Work to be completed: Check every line of the data below for the string "служащего", and copy the ones that hold it.

Items from a data source
------------------------------------
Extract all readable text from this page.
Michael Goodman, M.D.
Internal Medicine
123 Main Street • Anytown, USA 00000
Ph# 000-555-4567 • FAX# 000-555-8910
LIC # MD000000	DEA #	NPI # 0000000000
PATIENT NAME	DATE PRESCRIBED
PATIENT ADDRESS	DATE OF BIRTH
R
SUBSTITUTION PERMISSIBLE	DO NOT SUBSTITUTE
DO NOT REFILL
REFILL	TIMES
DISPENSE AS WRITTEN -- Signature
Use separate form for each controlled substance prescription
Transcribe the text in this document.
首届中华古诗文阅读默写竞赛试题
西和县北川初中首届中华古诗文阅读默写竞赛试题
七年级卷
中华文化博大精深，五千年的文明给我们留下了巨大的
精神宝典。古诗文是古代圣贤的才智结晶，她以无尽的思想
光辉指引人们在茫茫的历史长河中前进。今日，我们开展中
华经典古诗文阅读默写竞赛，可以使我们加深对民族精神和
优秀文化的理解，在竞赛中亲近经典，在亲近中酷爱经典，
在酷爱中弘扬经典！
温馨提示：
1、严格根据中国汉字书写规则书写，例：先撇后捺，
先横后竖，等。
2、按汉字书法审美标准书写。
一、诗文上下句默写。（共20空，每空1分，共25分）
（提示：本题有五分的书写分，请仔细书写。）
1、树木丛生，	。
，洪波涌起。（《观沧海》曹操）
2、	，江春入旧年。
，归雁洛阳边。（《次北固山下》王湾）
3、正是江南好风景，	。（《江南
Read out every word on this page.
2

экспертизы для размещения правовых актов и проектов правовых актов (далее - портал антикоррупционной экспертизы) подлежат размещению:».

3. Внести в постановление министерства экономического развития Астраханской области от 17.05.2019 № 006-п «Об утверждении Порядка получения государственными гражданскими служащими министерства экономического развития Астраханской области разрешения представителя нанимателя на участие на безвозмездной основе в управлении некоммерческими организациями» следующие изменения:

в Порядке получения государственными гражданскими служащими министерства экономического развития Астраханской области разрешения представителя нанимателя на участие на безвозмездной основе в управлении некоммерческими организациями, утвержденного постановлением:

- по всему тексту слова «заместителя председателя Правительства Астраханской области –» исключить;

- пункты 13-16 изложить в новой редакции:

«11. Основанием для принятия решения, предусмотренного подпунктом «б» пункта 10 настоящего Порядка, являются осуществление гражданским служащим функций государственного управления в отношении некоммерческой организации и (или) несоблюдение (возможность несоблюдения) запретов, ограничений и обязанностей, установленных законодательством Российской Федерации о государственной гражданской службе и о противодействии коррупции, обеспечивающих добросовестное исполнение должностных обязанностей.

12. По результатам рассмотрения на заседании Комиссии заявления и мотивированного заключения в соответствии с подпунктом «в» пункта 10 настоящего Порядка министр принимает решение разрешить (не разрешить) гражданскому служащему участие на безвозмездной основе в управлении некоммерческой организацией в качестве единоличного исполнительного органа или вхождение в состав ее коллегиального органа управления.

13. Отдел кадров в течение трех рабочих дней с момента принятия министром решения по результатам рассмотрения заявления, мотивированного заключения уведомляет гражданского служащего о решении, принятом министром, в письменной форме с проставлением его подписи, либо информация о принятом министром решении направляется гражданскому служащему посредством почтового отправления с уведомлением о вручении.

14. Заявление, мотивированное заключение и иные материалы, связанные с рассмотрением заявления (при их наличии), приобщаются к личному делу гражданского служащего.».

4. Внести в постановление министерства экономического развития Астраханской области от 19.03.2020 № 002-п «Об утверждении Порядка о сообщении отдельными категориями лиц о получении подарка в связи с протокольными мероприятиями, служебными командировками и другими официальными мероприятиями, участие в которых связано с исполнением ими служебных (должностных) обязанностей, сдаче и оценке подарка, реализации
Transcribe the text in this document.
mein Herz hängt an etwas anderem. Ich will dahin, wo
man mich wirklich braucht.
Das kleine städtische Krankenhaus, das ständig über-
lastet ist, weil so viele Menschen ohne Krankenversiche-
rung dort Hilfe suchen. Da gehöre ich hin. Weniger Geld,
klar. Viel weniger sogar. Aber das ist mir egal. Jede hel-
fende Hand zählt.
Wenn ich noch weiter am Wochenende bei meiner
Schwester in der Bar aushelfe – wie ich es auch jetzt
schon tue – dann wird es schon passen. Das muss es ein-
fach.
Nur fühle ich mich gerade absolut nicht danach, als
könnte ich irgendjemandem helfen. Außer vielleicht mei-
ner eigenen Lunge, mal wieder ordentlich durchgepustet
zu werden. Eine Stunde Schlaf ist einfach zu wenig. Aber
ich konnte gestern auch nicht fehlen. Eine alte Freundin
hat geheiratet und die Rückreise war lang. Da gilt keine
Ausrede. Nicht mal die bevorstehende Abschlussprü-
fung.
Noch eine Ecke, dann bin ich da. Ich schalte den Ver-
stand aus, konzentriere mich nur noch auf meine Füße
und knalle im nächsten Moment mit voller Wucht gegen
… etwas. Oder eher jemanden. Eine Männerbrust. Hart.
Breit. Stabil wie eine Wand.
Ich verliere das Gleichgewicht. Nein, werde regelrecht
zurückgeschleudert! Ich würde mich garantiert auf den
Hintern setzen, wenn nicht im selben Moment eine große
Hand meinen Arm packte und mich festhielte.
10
------------------------------------
Correct result:
13. Отдел кадров в течение трех рабочих дней с момента принятия министром решения по результатам рассмотрения заявления, мотивированного заключения уведомляет гражданского служащего о решении, принятом министром, в письменной форме с проставлением его подписи, либо информация о принятом министром решении направляется гражданскому служащему посредством почтового отправления с уведомлением о вручении.
14. Заявление, мотивированное заключение и иные материалы, связанные с рассмотрением заявления (при их наличии), приобщаются к личному делу гражданского служащего.».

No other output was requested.